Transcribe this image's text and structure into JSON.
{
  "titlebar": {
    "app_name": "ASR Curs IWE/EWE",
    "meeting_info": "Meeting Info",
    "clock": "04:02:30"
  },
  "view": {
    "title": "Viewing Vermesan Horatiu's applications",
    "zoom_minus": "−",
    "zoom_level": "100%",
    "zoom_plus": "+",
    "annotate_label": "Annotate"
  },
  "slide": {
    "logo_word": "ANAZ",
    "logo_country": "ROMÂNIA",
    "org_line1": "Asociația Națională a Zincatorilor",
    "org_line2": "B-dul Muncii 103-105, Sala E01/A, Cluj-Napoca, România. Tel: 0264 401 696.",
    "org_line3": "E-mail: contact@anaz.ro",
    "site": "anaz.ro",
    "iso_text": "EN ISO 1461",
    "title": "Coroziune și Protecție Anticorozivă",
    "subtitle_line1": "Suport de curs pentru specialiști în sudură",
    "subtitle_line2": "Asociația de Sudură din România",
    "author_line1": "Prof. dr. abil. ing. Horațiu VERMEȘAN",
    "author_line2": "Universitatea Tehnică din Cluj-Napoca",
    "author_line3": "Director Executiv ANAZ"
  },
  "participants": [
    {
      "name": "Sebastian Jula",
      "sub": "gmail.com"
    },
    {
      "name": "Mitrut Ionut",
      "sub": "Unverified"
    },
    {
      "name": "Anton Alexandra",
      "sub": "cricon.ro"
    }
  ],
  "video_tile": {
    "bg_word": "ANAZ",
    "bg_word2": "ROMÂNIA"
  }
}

====

Written exercise: Where a line in the entries holds the word "Napoca", copy that line.

Correct result:
    "org_line2": "B-dul Muncii 103-105, Sala E01/A, Cluj-Napoca, România. Tel: 0264 401 696.",
    "author_line2": "Universitatea Tehnică din Cluj-Napoca",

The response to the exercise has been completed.